Extracted data:
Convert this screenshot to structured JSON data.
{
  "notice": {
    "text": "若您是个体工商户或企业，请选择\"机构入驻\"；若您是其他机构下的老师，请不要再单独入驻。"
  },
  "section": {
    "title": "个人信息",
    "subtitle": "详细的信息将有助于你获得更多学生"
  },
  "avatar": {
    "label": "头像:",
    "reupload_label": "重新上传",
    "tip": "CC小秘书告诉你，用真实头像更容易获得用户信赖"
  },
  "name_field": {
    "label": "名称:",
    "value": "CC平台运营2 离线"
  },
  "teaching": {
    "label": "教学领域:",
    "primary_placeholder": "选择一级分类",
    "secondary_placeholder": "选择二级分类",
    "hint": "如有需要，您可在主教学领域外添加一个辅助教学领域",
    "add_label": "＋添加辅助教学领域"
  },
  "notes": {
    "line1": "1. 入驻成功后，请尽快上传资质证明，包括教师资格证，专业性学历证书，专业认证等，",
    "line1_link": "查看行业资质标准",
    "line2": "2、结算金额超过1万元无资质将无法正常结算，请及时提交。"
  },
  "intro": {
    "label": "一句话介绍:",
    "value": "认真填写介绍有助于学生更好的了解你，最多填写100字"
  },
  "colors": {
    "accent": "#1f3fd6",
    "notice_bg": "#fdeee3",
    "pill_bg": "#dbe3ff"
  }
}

Exercise directions: Repeat the preceding lines exactly, please, every one of them.

Response for this exercise:
Convert this screenshot to structured JSON data.
{
  "notice": {
    "text": "若您是个体工商户或企业，请选择\"机构入驻\"；若您是其他机构下的老师，请不要再单独入驻。"
  },
  "section": {
    "title": "个人信息",
    "subtitle": "详细的信息将有助于你获得更多学生"
  },
  "avatar": {
    "label": "头像:",
    "reupload_label": "重新上传",
    "tip": "CC小秘书告诉你，用真实头像更容易获得用户信赖"
  },
  "name_field": {
    "label": "名称:",
    "value": "CC平台运营2 离线"
  },
  "teaching": {
    "label": "教学领域:",
    "primary_placeholder": "选择一级分类",
    "secondary_placeholder": "选择二级分类",
    "hint": "如有需要，您可在主教学领域外添加一个辅助教学领域",
    "add_label": "＋添加辅助教学领域"
  },
  "notes": {
    "line1": "1. 入驻成功后，请尽快上传资质证明，包括教师资格证，专业性学历证书，专业认证等，",
    "line1_link": "查看行业资质标准",
    "line2": "2、结算金额超过1万元无资质将无法正常结算，请及时提交。"
  },
  "intro": {
    "label": "一句话介绍:",
    "value": "认真填写介绍有助于学生更好的了解你，最多填写100字"
  },
  "colors": {
    "accent": "#1f3fd6",
    "notice_bg": "#fdeee3",
    "pill_bg": "#dbe3ff"
  }
}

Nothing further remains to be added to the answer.